§ Directions
Gather every line from the entries below that includes "item".

* Begin Raw records *

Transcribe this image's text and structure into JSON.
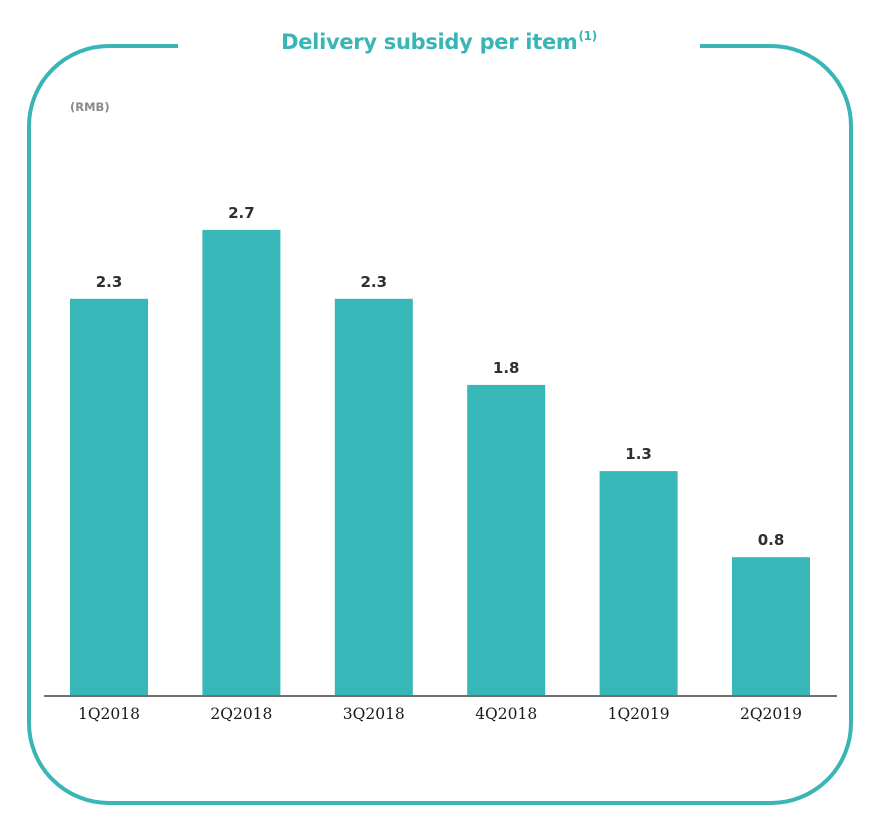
{
  "title_text": "Delivery subsidy per item",
  "title_footnote": "(1)",
  "unit_label": "(RMB)",
  "colors": {
    "bar": "#38b7b8",
    "frame": "#3ab5b6",
    "title": "#3ab5b6"
  },
  "chart_data": {
    "type": "bar",
    "title": "Delivery subsidy per item(1)",
    "ylabel": "(RMB)",
    "categories": [
      "1Q2018",
      "2Q2018",
      "3Q2018",
      "4Q2018",
      "1Q2019",
      "2Q2019"
    ],
    "values": [
      2.3,
      2.7,
      2.3,
      1.8,
      1.3,
      0.8
    ],
    "value_labels": [
      "2.3",
      "2.7",
      "2.3",
      "1.8",
      "1.3",
      "0.8"
    ],
    "ylim": [
      0,
      2.92
    ],
    "grid": false,
    "legend": "none"
  }
}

* End Raw records *

§ Finished answer
  "title_text": "Delivery subsidy per item",
    "title": "Delivery subsidy per item(1)",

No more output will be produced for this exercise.